- Directive -
Print the whole post about sorting the Hungarian alphabet, word for word.

[REBOL] Re: Hungarian Alphabet Sort (was Re: Collation sequence - proper and eff
From: gscottjones:mchsi at: 18-May-2002 6:51
From: "Geza Lakner MD"
> > In this case, the pattern has a bit more information:
> > a=á<b<c<cs<d<e=é<f<g<gy<h<i=í...<z<zs
> > where "a" can be told to sort the same as "a with acute", both of these
sort
> > before "b" ... and "zs" sorts after "z"
> Actually a<>á and e<>é ... more clearly a<á and e<é. In some relaxed
> situtations the equivalence could be stated but the Hungarian grammar
> is much more complex that I could be an "ex catedra" judge about it.
How do you like Carl's representation?
<snip>
> Back to these di-graphemes: they are important, fundamental parts of
> our language but personally I can live without sorting them correctly
> in a computer program. :-)
That was the final opinion of the Hungarian author (Péter Szigetvári) of the
website I was using as a reference. By the way, he offers a number of
format conversion tools that are Hungarian friendly. They are written in
Perl.
http://budling.nytud.hu/~szigetva/etcetera/Hungarian.html
I almost have the ISO-8859-2 character set (for central europe) mapped based
on a the various sort orders that we discussed earlier. (I just remembered
that I forgot Petr K's Czech "ch" -- darn!) If you would like to use Carl
R's nifty sorting parser, I can transform the various sorting orders into
patterns
for easy use (that was a very clever idea). What I do not have
is any authoritative resource that tells me the best order that covers "all"

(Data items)
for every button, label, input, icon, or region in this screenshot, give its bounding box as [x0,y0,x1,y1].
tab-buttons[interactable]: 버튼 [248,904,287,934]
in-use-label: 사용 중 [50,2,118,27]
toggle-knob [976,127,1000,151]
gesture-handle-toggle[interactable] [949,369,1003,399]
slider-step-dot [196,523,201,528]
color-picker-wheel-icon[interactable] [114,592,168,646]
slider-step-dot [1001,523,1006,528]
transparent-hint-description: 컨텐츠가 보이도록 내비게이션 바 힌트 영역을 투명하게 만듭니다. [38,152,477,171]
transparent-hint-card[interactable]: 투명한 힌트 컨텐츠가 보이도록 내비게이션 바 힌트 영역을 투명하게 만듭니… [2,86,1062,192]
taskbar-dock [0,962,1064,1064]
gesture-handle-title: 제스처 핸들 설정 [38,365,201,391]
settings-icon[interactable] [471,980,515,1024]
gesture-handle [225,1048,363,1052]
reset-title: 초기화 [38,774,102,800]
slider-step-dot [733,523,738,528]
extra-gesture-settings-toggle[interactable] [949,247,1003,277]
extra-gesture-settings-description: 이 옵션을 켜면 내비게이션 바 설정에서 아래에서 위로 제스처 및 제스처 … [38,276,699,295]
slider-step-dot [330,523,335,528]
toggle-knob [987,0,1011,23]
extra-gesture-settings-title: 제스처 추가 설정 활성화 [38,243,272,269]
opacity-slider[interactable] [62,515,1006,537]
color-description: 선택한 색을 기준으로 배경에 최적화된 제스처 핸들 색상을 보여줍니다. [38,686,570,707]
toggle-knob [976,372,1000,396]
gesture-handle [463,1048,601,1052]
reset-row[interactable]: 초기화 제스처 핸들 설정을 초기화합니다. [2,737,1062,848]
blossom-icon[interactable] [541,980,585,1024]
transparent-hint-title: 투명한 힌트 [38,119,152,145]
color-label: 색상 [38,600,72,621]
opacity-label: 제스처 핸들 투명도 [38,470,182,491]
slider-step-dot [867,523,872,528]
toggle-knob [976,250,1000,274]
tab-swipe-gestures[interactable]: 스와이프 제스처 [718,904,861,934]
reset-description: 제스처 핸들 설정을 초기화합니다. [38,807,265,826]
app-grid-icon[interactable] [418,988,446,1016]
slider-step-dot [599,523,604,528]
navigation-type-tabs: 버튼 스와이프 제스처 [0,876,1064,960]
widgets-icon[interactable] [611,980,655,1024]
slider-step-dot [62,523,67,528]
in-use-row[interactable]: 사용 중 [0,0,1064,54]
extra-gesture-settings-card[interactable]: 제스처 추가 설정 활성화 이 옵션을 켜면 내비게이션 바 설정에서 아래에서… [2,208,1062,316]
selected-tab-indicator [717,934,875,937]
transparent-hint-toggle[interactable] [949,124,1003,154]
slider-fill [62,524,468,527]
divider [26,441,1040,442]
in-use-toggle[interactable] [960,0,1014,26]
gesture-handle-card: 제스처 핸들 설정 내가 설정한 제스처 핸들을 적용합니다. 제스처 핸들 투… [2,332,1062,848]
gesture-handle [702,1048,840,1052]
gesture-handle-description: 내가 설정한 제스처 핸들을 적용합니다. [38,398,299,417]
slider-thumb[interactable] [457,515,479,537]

- Worked solution -
[REBOL] Re: Hungarian Alphabet Sort (was Re: Collation sequence - proper and eff
From: gscottjones:mchsi at: 18-May-2002 6:51
From: "Geza Lakner MD"
> > In this case, the pattern has a bit more information:
> > a=á<b<c<cs<d<e=é<f<g<gy<h<i=í...<z<zs
> > where "a" can be told to sort the same as "a with acute", both of these
sort
> > before "b" ... and "zs" sorts after "z"
> Actually a<>á and e<>é ... more clearly a<á and e<é. In some relaxed
> situtations the equivalence could be stated but the Hungarian grammar
> is much more complex that I could be an "ex catedra" judge about it.
How do you like Carl's representation?
<snip>
> Back to these di-graphemes: they are important, fundamental parts of
> our language but personally I can live without sorting them correctly
> in a computer program. :-)
That was the final opinion of the Hungarian author (Péter Szigetvári) of the
website I was using as a reference. By the way, he offers a number of
format conversion tools that are Hungarian friendly. They are written in
Perl.
http://budling.nytud.hu/~szigetva/etcetera/Hungarian.html
I almost have the ISO-8859-2 character set (for central europe) mapped based
on a the various sort orders that we discussed earlier. (I just remembered
that I forgot Petr K's Czech "ch" -- darn!) If you would like to use Carl
R's nifty sorting parser, I can transform the various sorting orders into
patterns
for easy use (that was a very clever idea). What I do not have
is any authoritative resource that tells me the best order that covers "all"